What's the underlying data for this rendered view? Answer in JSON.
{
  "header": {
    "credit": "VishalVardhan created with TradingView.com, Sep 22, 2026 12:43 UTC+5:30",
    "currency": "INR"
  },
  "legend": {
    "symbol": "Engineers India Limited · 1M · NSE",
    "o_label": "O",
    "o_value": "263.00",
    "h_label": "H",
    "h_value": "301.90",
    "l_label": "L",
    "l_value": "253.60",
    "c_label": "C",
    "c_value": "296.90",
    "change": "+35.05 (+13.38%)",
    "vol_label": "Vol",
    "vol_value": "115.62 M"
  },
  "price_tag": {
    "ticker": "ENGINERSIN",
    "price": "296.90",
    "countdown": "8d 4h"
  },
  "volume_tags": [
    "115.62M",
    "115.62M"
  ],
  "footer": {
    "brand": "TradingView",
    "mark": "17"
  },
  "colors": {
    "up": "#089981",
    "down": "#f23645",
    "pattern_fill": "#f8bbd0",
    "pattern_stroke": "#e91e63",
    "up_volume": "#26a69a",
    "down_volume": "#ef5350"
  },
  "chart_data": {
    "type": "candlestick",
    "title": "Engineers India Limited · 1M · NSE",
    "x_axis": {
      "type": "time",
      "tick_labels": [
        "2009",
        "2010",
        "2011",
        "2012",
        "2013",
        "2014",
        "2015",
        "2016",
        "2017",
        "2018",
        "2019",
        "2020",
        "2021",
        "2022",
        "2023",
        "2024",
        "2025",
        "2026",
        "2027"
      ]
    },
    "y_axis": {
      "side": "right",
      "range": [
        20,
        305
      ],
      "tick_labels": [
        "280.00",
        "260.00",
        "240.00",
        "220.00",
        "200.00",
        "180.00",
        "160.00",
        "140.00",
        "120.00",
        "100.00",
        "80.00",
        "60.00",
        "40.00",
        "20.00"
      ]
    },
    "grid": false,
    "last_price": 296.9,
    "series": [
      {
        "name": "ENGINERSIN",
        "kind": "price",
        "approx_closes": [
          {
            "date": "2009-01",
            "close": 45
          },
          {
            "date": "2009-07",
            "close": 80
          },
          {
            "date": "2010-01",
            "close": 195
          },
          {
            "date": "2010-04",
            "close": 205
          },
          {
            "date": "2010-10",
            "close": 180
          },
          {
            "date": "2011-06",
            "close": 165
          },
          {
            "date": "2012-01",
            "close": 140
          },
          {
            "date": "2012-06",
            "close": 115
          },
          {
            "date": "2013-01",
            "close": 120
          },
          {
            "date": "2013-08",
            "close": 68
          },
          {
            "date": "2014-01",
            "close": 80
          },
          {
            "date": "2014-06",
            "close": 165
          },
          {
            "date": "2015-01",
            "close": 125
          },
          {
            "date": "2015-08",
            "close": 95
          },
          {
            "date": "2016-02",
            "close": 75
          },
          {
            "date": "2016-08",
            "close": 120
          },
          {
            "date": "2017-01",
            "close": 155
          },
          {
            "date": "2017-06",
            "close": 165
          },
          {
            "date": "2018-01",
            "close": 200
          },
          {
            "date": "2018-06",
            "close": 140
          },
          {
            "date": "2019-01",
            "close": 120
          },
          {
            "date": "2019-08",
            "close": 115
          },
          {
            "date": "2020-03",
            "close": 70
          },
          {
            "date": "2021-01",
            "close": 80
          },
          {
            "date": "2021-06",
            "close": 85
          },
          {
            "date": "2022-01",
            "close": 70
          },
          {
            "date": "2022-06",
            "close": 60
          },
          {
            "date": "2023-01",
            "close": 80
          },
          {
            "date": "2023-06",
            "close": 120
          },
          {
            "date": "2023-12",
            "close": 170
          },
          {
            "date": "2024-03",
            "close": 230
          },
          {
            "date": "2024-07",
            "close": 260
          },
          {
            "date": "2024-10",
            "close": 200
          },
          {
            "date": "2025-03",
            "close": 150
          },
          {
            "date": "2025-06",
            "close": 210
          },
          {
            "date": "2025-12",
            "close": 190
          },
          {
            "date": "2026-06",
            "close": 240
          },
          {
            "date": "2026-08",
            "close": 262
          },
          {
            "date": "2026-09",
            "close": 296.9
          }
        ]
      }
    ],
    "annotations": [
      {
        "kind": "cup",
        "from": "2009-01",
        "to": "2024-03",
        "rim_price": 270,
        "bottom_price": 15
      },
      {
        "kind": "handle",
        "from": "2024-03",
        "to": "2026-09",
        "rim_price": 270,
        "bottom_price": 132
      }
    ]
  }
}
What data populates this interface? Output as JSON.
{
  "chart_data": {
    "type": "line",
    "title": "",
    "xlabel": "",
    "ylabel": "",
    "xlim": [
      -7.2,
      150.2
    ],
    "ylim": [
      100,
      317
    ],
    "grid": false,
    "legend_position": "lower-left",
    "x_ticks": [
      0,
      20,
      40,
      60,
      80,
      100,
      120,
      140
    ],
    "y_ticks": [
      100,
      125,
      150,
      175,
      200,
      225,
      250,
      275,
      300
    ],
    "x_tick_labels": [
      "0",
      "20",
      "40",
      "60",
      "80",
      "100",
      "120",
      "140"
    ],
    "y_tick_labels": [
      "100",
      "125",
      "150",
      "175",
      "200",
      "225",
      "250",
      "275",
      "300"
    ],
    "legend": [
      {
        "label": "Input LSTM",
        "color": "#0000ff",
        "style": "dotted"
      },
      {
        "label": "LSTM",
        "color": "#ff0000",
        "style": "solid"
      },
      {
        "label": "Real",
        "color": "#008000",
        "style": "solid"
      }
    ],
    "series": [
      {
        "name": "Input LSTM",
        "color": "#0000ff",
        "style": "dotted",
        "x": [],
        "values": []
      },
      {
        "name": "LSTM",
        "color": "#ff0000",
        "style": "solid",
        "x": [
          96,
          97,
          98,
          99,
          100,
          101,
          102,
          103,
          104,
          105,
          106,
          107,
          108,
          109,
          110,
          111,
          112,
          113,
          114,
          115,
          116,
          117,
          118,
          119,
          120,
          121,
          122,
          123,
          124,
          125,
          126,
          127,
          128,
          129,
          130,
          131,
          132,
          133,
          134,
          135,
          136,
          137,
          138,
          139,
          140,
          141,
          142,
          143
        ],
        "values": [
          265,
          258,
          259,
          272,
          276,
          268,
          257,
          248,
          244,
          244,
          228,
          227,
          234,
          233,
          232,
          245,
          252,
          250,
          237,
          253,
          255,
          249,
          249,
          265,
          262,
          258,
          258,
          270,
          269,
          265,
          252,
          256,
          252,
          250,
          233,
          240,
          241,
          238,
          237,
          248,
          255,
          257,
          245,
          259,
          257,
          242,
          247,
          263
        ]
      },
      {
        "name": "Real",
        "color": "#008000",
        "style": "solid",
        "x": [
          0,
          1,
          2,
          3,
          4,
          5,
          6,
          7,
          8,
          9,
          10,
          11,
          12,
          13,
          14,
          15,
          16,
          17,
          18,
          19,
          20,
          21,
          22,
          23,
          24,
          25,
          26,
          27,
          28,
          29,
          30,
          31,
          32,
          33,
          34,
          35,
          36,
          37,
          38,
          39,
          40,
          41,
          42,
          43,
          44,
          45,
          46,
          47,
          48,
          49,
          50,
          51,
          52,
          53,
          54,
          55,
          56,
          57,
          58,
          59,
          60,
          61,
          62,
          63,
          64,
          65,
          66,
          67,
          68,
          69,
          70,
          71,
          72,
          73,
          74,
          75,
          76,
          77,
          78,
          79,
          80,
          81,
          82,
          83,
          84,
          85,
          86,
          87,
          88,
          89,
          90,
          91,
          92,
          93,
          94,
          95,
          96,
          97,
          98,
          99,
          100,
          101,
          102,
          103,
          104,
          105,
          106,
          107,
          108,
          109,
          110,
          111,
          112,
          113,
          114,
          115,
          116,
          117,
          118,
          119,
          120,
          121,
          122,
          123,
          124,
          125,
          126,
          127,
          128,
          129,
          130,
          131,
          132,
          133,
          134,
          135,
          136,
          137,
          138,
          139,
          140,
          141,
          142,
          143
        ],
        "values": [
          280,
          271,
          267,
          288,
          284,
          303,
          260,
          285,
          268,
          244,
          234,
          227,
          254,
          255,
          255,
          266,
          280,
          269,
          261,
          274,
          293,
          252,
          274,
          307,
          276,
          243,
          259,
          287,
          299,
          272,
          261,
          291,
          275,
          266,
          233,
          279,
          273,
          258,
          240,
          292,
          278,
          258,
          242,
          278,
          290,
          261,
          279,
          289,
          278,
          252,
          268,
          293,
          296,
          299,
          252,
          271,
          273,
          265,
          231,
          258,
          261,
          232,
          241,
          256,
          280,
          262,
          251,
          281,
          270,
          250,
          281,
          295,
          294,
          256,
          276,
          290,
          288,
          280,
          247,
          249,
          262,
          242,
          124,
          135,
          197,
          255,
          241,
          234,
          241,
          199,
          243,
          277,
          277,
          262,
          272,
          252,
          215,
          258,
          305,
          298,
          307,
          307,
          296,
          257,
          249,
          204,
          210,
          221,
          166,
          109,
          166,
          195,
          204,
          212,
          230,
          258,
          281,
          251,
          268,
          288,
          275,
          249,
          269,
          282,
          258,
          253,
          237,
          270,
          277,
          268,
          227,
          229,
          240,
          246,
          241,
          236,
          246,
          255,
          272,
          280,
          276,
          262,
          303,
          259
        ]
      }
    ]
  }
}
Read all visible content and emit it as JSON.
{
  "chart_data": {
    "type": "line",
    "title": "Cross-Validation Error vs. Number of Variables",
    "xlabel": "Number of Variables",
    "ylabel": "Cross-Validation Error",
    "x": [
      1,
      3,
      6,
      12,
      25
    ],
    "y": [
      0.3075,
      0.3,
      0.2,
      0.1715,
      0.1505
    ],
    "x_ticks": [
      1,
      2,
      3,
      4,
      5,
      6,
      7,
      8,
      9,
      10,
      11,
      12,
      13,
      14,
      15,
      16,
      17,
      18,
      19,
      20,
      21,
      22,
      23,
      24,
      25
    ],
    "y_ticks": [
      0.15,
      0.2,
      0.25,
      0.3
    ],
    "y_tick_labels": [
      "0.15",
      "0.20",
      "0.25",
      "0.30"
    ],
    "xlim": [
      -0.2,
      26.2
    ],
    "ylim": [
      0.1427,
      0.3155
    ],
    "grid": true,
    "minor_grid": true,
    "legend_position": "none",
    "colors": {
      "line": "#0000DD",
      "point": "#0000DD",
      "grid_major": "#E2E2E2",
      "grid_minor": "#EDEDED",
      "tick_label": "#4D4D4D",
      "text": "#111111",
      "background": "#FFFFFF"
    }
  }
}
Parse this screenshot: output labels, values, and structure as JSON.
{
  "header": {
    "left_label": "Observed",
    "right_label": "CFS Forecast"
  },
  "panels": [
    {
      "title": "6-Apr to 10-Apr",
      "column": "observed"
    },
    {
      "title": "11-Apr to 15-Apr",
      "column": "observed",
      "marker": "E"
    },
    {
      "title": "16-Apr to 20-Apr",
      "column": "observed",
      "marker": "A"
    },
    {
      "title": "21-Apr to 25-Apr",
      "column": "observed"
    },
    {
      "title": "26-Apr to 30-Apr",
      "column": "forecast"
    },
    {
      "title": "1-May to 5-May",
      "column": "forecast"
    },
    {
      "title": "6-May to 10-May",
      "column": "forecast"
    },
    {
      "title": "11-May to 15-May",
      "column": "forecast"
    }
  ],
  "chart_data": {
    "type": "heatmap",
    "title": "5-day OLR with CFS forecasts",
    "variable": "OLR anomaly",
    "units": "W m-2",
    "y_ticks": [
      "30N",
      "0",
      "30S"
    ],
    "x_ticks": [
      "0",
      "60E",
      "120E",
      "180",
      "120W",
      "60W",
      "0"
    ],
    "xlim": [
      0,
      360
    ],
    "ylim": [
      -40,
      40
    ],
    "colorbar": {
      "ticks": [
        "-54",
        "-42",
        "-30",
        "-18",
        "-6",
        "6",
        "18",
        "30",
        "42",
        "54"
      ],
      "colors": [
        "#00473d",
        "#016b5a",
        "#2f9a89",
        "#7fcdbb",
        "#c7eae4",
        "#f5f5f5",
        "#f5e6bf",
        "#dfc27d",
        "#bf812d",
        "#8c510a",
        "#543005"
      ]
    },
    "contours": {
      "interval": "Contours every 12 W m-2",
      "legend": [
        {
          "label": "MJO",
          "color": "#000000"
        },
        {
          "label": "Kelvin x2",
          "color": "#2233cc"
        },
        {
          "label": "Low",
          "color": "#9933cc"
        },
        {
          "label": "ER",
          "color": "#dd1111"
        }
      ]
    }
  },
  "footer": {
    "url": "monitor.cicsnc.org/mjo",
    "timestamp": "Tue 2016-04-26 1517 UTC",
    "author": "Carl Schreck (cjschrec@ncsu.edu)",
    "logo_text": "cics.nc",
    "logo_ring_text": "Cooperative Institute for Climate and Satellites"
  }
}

-=-=-=-=-

Task to carry out:
Scan the material above. Extract every line in which the word "this" occurs.

Worked answer:
What's the underlying data for this rendered view? Answer in JSON.
What data populates this interface? Output as JSON.
Parse this screenshot: output labels, values, and structure as JSON.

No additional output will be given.